**RECORDS PROVIDED**.
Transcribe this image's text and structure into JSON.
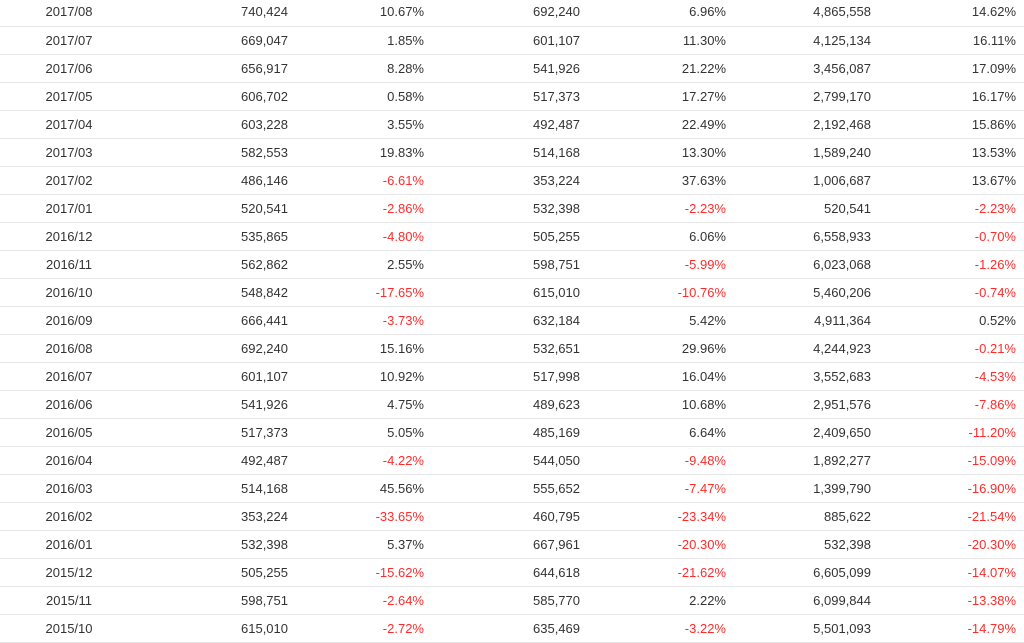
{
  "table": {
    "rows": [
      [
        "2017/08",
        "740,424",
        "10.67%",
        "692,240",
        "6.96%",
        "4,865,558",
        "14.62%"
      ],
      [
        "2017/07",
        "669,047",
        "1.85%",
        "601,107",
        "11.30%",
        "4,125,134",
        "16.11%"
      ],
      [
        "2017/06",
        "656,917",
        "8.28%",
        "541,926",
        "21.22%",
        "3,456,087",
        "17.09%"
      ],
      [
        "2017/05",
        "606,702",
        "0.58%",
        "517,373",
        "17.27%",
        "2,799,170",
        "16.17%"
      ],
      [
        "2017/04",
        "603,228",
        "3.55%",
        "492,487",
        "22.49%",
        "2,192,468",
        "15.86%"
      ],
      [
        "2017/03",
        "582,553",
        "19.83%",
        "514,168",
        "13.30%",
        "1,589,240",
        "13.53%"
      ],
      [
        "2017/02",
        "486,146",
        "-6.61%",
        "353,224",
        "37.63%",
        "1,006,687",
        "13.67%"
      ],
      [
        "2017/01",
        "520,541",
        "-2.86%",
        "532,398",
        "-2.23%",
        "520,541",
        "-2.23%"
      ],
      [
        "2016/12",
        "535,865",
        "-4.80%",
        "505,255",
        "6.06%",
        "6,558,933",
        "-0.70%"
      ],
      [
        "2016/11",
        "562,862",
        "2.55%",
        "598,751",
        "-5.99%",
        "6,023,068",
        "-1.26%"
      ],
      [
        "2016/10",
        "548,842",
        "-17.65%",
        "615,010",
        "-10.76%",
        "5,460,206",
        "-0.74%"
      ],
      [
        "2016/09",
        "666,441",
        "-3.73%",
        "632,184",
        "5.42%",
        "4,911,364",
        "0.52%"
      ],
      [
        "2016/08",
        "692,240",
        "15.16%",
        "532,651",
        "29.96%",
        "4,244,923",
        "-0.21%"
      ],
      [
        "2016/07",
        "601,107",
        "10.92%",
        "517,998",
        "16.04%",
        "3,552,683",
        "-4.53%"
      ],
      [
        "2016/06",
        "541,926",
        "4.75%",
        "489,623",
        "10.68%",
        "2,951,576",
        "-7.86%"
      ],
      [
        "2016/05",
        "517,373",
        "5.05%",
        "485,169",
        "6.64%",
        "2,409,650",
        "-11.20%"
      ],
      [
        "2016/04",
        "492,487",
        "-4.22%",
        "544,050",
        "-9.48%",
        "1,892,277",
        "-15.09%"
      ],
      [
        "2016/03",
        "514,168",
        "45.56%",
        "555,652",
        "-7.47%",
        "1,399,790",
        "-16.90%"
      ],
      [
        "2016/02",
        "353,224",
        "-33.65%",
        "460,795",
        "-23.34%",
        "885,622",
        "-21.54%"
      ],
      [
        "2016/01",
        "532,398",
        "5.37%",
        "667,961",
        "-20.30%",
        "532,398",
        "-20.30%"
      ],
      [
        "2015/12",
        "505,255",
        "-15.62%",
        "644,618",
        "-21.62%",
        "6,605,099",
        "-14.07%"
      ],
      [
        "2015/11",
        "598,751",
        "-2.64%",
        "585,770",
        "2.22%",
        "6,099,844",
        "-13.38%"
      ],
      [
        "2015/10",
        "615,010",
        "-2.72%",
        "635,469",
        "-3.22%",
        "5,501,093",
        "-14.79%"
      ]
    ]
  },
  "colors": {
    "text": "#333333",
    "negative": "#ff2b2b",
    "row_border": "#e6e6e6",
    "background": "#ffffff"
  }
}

**TO DO**. Show the lines of the material that contain the word "text".

**CORRECT RESULT**.
Transcribe this image's text and structure into JSON.
    "text": "#333333",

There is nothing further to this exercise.